__Stated exercise__: Locate every line that holds the string "pedal" and copy it.

Extracted data entries
▬▬▬▬▬▬

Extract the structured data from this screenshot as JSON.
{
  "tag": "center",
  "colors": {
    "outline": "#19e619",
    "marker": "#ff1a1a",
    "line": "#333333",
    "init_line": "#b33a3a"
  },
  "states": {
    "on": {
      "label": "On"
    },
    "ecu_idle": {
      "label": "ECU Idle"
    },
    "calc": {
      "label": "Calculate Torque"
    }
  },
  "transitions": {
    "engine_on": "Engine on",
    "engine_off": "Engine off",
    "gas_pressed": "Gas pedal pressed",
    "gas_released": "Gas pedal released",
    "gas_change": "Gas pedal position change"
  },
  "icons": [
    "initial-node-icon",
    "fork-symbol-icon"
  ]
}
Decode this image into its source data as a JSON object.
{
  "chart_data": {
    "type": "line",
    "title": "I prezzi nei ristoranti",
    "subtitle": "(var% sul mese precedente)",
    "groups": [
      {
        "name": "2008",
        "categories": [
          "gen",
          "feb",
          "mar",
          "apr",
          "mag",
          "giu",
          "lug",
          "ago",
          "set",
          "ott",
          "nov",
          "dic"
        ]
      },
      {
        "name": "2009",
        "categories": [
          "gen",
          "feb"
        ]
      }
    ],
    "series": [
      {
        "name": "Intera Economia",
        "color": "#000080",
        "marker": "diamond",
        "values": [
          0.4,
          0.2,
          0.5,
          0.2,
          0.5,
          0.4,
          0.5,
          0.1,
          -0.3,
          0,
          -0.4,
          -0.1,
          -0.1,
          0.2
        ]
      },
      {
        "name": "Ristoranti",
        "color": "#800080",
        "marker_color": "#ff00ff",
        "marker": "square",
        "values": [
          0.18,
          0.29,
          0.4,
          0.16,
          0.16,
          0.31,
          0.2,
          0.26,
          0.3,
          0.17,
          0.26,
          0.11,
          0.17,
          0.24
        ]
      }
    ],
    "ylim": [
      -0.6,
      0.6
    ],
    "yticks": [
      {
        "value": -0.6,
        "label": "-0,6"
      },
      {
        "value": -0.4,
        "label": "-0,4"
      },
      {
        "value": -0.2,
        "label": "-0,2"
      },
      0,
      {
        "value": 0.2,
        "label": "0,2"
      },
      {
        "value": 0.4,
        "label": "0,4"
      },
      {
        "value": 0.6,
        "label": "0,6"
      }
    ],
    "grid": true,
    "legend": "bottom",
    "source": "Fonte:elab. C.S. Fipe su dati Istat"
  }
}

▬▬▬▬▬▬

__Result of the exercise__:
    "gas_pressed": "Gas pedal pressed",
    "gas_released": "Gas pedal released",
    "gas_change": "Gas pedal position change"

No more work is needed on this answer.